◆ **Aim of the task**: All entries below are to be set down again, identical to the source.

◆ **Material for this exercise**:
☆ ☆ ☆ ☆ ☆
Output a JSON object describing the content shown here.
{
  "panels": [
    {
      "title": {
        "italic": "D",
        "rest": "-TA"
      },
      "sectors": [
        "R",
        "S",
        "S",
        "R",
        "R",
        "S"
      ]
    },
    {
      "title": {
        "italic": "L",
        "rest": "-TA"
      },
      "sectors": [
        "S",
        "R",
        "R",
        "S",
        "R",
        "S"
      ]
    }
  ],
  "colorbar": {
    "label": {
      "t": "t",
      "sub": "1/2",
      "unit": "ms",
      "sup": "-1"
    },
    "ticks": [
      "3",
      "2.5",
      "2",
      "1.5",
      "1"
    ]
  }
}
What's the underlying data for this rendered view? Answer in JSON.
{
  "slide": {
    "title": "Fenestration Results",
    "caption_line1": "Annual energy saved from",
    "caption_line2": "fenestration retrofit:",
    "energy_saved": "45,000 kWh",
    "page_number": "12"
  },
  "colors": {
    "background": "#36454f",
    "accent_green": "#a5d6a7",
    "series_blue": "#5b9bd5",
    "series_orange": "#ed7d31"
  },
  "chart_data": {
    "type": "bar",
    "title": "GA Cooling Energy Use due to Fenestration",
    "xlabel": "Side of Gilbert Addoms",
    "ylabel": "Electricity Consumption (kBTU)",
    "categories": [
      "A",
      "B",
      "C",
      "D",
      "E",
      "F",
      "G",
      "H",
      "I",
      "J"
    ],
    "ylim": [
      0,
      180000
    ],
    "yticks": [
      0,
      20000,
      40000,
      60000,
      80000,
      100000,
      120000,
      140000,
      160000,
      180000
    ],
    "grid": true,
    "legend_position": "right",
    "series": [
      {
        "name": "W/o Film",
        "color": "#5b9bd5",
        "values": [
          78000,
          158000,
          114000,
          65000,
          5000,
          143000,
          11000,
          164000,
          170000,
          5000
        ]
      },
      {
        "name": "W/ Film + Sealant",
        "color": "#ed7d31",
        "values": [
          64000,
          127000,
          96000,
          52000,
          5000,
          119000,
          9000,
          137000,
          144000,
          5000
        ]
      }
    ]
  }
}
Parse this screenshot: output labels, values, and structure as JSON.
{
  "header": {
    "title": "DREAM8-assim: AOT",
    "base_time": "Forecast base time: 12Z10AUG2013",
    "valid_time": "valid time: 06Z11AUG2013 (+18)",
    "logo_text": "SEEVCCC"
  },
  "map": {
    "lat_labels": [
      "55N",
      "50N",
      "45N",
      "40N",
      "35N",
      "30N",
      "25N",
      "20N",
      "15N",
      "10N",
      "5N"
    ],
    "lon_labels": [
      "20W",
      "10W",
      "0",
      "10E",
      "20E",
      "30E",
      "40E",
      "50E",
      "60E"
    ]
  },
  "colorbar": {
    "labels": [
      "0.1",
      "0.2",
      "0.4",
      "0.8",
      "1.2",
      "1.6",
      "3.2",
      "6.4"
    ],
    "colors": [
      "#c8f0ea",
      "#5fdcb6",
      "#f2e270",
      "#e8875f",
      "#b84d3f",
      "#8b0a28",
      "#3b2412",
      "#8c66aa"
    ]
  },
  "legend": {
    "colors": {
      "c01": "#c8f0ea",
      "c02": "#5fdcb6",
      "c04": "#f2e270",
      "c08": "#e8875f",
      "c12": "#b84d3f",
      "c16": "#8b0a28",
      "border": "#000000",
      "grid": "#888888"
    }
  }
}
☆ ☆ ☆ ☆ ☆
◆ **Task solution**:
Output a JSON object describing the content shown here.
{
  "panels": [
    {
      "title": {
        "italic": "D",
        "rest": "-TA"
      },
      "sectors": [
        "R",
        "S",
        "S",
        "R",
        "R",
        "S"
      ]
    },
    {
      "title": {
        "italic": "L",
        "rest": "-TA"
      },
      "sectors": [
        "S",
        "R",
        "R",
        "S",
        "R",
        "S"
      ]
    }
  ],
  "colorbar": {
    "label": {
      "t": "t",
      "sub": "1/2",
      "unit": "ms",
      "sup": "-1"
    },
    "ticks": [
      "3",
      "2.5",
      "2",
      "1.5",
      "1"
    ]
  }
}
What's the underlying data for this rendered view? Answer in JSON.
{
  "slide": {
    "title": "Fenestration Results",
    "caption_line1": "Annual energy saved from",
    "caption_line2": "fenestration retrofit:",
    "energy_saved": "45,000 kWh",
    "page_number": "12"
  },
  "colors": {
    "background": "#36454f",
    "accent_green": "#a5d6a7",
    "series_blue": "#5b9bd5",
    "series_orange": "#ed7d31"
  },
  "chart_data": {
    "type": "bar",
    "title": "GA Cooling Energy Use due to Fenestration",
    "xlabel": "Side of Gilbert Addoms",
    "ylabel": "Electricity Consumption (kBTU)",
    "categories": [
      "A",
      "B",
      "C",
      "D",
      "E",
      "F",
      "G",
      "H",
      "I",
      "J"
    ],
    "ylim": [
      0,
      180000
    ],
    "yticks": [
      0,
      20000,
      40000,
      60000,
      80000,
      100000,
      120000,
      140000,
      160000,
      180000
    ],
    "grid": true,
    "legend_position": "right",
    "series": [
      {
        "name": "W/o Film",
        "color": "#5b9bd5",
        "values": [
          78000,
          158000,
          114000,
          65000,
          5000,
          143000,
          11000,
          164000,
          170000,
          5000
        ]
      },
      {
        "name": "W/ Film + Sealant",
        "color": "#ed7d31",
        "values": [
          64000,
          127000,
          96000,
          52000,
          5000,
          119000,
          9000,
          137000,
          144000,
          5000
        ]
      }
    ]
  }
}
Parse this screenshot: output labels, values, and structure as JSON.
{
  "header": {
    "title": "DREAM8-assim: AOT",
    "base_time": "Forecast base time: 12Z10AUG2013",
    "valid_time": "valid time: 06Z11AUG2013 (+18)",
    "logo_text": "SEEVCCC"
  },
  "map": {
    "lat_labels": [
      "55N",
      "50N",
      "45N",
      "40N",
      "35N",
      "30N",
      "25N",
      "20N",
      "15N",
      "10N",
      "5N"
    ],
    "lon_labels": [
      "20W",
      "10W",
      "0",
      "10E",
      "20E",
      "30E",
      "40E",
      "50E",
      "60E"
    ]
  },
  "colorbar": {
    "labels": [
      "0.1",
      "0.2",
      "0.4",
      "0.8",
      "1.2",
      "1.6",
      "3.2",
      "6.4"
    ],
    "colors": [
      "#c8f0ea",
      "#5fdcb6",
      "#f2e270",
      "#e8875f",
      "#b84d3f",
      "#8b0a28",
      "#3b2412",
      "#8c66aa"
    ]
  },
  "legend": {
    "colors": {
      "c01": "#c8f0ea",
      "c02": "#5fdcb6",
      "c04": "#f2e270",
      "c08": "#e8875f",
      "c12": "#b84d3f",
      "c16": "#8b0a28",
      "border": "#000000",
      "grid": "#888888"
    }
  }
}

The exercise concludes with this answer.